## Exercise goal
Extract the full listing verbatim and drop any pictures from your copy.

## Source records
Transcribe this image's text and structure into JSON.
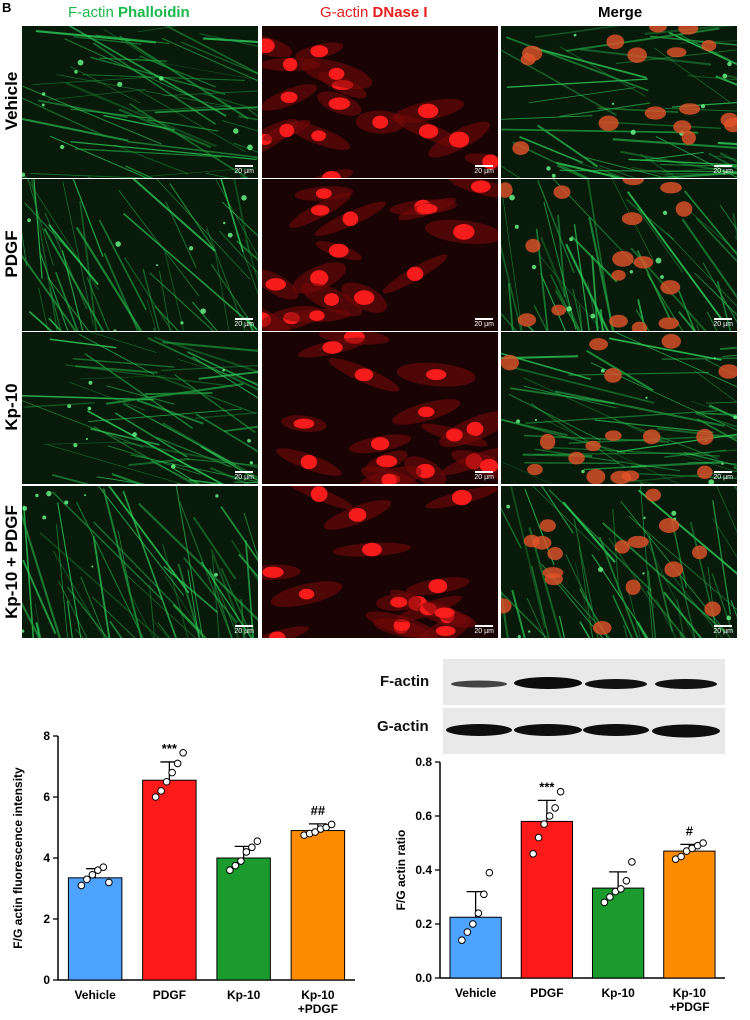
{
  "panel_letter": "B",
  "headers": {
    "col1_prefix": "F-actin",
    "col1_name": "Phalloidin",
    "col2_prefix": "G-actin",
    "col2_name": "DNase I",
    "col3": "Merge"
  },
  "rows": [
    "Vehicle",
    "PDGF",
    "Kp-10",
    "Kp-10 + PDGF"
  ],
  "scale_bar": "20 µm",
  "colors": {
    "green_text": "#19b84a",
    "red_text": "#e41c1c",
    "vehicle": "#4da3ff",
    "pdgf": "#ff1a1a",
    "kp10": "#1b9a2d",
    "kp10_pdgf": "#ff8c00"
  },
  "blot": {
    "f_actin_label": "F-actin",
    "g_actin_label": "G-actin"
  },
  "chart_data": [
    {
      "type": "bar",
      "categories": [
        "Vehicle",
        "PDGF",
        "Kp-10",
        "Kp-10\n+PDGF"
      ],
      "values": [
        3.35,
        6.55,
        4.0,
        4.9
      ],
      "errors": [
        0.3,
        0.6,
        0.38,
        0.22
      ],
      "points": [
        [
          3.1,
          3.3,
          3.45,
          3.6,
          3.7,
          3.2
        ],
        [
          6.0,
          6.2,
          6.5,
          6.8,
          7.1,
          7.45
        ],
        [
          3.6,
          3.75,
          3.9,
          4.2,
          4.35,
          4.55
        ],
        [
          4.75,
          4.8,
          4.85,
          4.95,
          5.0,
          5.1
        ]
      ],
      "annotations": [
        "",
        "***",
        "",
        "##"
      ],
      "ylabel": "F/G actin fluorescence  intensity",
      "ylim": [
        0,
        8
      ],
      "yticks": [
        "0",
        "2",
        "4",
        "6",
        "8"
      ]
    },
    {
      "type": "bar",
      "categories": [
        "Vehicle",
        "PDGF",
        "Kp-10",
        "Kp-10\n+PDGF"
      ],
      "values": [
        0.225,
        0.58,
        0.333,
        0.47
      ],
      "errors": [
        0.095,
        0.078,
        0.06,
        0.025
      ],
      "points": [
        [
          0.14,
          0.17,
          0.2,
          0.24,
          0.31,
          0.39
        ],
        [
          0.46,
          0.52,
          0.57,
          0.6,
          0.63,
          0.69
        ],
        [
          0.28,
          0.3,
          0.32,
          0.33,
          0.36,
          0.43
        ],
        [
          0.44,
          0.45,
          0.47,
          0.48,
          0.49,
          0.5
        ]
      ],
      "annotations": [
        "",
        "***",
        "",
        "#"
      ],
      "ylabel": "F/G actin ratio",
      "ylim": [
        0,
        0.8
      ],
      "yticks": [
        "0.0",
        "0.2",
        "0.4",
        "0.6",
        "0.8"
      ]
    }
  ]
}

## Exercise answer
Transcribe this image's text and structure into JSON.
{
  "panel_letter": "B",
  "headers": {
    "col1_prefix": "F-actin",
    "col1_name": "Phalloidin",
    "col2_prefix": "G-actin",
    "col2_name": "DNase I",
    "col3": "Merge"
  },
  "rows": [
    "Vehicle",
    "PDGF",
    "Kp-10",
    "Kp-10 + PDGF"
  ],
  "scale_bar": "20 µm",
  "colors": {
    "green_text": "#19b84a",
    "red_text": "#e41c1c",
    "vehicle": "#4da3ff",
    "pdgf": "#ff1a1a",
    "kp10": "#1b9a2d",
    "kp10_pdgf": "#ff8c00"
  },
  "blot": {
    "f_actin_label": "F-actin",
    "g_actin_label": "G-actin"
  },
  "chart_data": [
    {
      "type": "bar",
      "categories": [
        "Vehicle",
        "PDGF",
        "Kp-10",
        "Kp-10\n+PDGF"
      ],
      "values": [
        3.35,
        6.55,
        4.0,
        4.9
      ],
      "errors": [
        0.3,
        0.6,
        0.38,
        0.22
      ],
      "points": [
        [
          3.1,
          3.3,
          3.45,
          3.6,
          3.7,
          3.2
        ],
        [
          6.0,
          6.2,
          6.5,
          6.8,
          7.1,
          7.45
        ],
        [
          3.6,
          3.75,
          3.9,
          4.2,
          4.35,
          4.55
        ],
        [
          4.75,
          4.8,
          4.85,
          4.95,
          5.0,
          5.1
        ]
      ],
      "annotations": [
        "",
        "***",
        "",
        "##"
      ],
      "ylabel": "F/G actin fluorescence  intensity",
      "ylim": [
        0,
        8
      ],
      "yticks": [
        "0",
        "2",
        "4",
        "6",
        "8"
      ]
    },
    {
      "type": "bar",
      "categories": [
        "Vehicle",
        "PDGF",
        "Kp-10",
        "Kp-10\n+PDGF"
      ],
      "values": [
        0.225,
        0.58,
        0.333,
        0.47
      ],
      "errors": [
        0.095,
        0.078,
        0.06,
        0.025
      ],
      "points": [
        [
          0.14,
          0.17,
          0.2,
          0.24,
          0.31,
          0.39
        ],
        [
          0.46,
          0.52,
          0.57,
          0.6,
          0.63,
          0.69
        ],
        [
          0.28,
          0.3,
          0.32,
          0.33,
          0.36,
          0.43
        ],
        [
          0.44,
          0.45,
          0.47,
          0.48,
          0.49,
          0.5
        ]
      ],
      "annotations": [
        "",
        "***",
        "",
        "#"
      ],
      "ylabel": "F/G actin ratio",
      "ylim": [
        0,
        0.8
      ],
      "yticks": [
        "0.0",
        "0.2",
        "0.4",
        "0.6",
        "0.8"
      ]
    }
  ]
}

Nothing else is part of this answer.